→ **TEXT**
# # # # # # #

We in British Columbia have had quite a year of Trudeau. From the Site C dam, to the disastrous Woodfibre LNG project, to the Kinder Morgan pipeline, Justin Trudeau and his clown car full of cabinet ministers have supported the environmental degradation of British Columbia. They are Stephen Harper's and Joe Oliver's wet dream. Sitting on our side of the Rockies it's easy to see the other side, Canada, as a predator.
I'm pretty sure that the pipeline secret police Harper created are still in business, that incestuous merger of private pipeline security and intelligence operatives and their federal collaborators in the RCMP and CSIS. Pierre Trudeau fought to protect the privacy of Canadians. Justin continues Harper's work to eliminate those protections.
The assisted dying law, remember that? The Supreme Court of Canada, relying on the Charter of Rights and Freedoms, was crystal clear in the Carter
case. It was a per curiam
decision, all nine judges speaking with one voice. And what did Justin do when it came time to embody that clear decision in legislation? He placed his government above the law. He put his government at odds with, outside the law. He decided that the rule of law only applies when he chooses to follow it.
Yes, we live in a post-national Canada. That much was made clear when Morneau announced that young Canadians should accept a future of "job churn" and life in the precariat. Why? Because that's the price inevitably demanded of neoliberalist globalization. Any doubt about that was put to rest when the governor of the Bank of Canada said that the old jobs, the good jobs that built our once robust and broadbased middle class, are gone for good. Poloz said that Canada's future was in the services sector competing with poverty wage India for outsourced IT work or filling vacancies as chambermaids, restaurant servers and tour guides for the tourism industry.
That isn't accidental. It's not inadvertent. It's the direct and perfectly foreseeable result of globalization that underlies Trudeau's post-national Canada.
I don't know if Justin has taken a good, hard look at the world around him, the world to which he wants to shackle Canada in his post-national nightmare. It's a world in social, political, economic and environmental turmoil and upheaval. Liberal democracy, in nations once beguiled into swallowing the same elixir that has taken hold in Justin, is in retreat.
Dark nationalism (as opposed to the positive, progressive nationalism we knew under our great prime ministers of the past), is taking hold from America to Europe to the Middle East and into Asia Pacific. One response to this is the wave of rearmament spreading through the Middle East and Asia.
Meanwhile dark winter heatwaves underway in the Arctic reveal that we may have crossed or on the verge of crossing no fewer than 19 climate tipping points that, collectively, may launch the world into unstoppable, runaway global warming.
Military commanders from around the world including groups within the United States itself are frantically warning of imminent climate crises that dramatically raise the risks of uncontainable warfare.
Even though we're having a hell of a time in the Arctic, Canada is one of just a handful of countries, all of them northern, that are uniquely advantaged to sustain what is coming. Yet Justin is oblivious to that and, instead, wants to bind us ever tighter to the world of turmoil and conflict.
That Justin Trudeau has shown his hand so blatantly, so quickly is remarkable. That too is a warning. Those who ignore it may come to regret it and sooner than they imagine.
Justin has no vision. Those who embrace globalisation and the post-national state eschew vision. Like cattle swept away by a raging river, they just have to go with the flow.
Many of us smugly dismissed Harper as an aberration. We were wrong.

# # # # # # #

→ **SUPPLIED ENTRIES**
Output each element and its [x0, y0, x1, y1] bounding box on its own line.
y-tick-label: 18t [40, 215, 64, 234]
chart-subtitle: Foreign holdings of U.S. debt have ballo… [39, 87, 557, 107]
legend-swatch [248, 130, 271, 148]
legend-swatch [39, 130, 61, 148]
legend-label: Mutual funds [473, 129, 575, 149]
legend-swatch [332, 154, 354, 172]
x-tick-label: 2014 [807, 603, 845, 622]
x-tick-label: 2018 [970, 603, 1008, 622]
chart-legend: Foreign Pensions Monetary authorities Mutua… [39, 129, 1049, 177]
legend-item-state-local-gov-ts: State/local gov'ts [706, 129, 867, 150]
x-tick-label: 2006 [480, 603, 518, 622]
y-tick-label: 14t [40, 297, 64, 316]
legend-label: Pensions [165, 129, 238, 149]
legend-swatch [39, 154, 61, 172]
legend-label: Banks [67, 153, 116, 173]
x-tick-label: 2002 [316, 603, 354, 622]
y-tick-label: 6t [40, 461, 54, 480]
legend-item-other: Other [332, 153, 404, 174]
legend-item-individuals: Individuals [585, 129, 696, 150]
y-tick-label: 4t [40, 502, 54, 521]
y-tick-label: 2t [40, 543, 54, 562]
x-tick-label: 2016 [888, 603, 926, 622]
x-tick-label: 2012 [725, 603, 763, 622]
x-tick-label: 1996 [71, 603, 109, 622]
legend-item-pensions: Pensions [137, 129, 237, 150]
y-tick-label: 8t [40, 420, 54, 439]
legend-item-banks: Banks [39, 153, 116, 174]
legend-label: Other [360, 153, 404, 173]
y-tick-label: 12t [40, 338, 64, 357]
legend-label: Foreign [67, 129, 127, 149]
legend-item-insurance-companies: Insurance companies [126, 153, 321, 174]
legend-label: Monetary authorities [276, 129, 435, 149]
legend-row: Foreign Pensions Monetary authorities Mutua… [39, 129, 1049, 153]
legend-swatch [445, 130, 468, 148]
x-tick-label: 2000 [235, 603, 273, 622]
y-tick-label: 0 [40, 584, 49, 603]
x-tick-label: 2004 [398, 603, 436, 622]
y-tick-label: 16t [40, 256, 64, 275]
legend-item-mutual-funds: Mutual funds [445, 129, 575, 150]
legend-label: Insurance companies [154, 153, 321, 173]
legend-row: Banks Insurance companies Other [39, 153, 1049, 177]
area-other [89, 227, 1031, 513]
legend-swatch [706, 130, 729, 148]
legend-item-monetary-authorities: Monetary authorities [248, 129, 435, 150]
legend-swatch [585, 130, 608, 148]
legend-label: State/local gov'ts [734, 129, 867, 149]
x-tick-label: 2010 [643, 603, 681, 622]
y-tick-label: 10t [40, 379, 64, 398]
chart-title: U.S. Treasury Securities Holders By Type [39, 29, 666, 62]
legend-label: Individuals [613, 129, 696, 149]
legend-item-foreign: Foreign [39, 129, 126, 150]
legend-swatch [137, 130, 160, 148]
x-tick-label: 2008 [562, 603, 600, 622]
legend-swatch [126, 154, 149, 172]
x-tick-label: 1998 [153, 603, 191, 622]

# # # # # # #

→ **EXERCISE INSTRUCTIONS**
• A. From the piece on Justin Trudeau above, write out the passage from "Military commanders from" up to and including "of uncontainable warfare.".
• B. Answer these questions using the Trudeau piece above:
(i) Which court decided the Carter case?
(ii) How many climate tipping points does the piece say we may have crossed or be close to crossing?
(iii) Who said that the old jobs that built the middle class are gone for good?

→ **SOLUTIONS TO THE PROBLEMS**
• A.
Military commanders from around the world including groups within the United States itself are frantically warning of imminent climate crises that dramatically raise the risks of uncontainable warfare.

• B.
(i) The Supreme Court of Canada
(ii) 19
(iii) The governor of the Bank of Canada, Poloz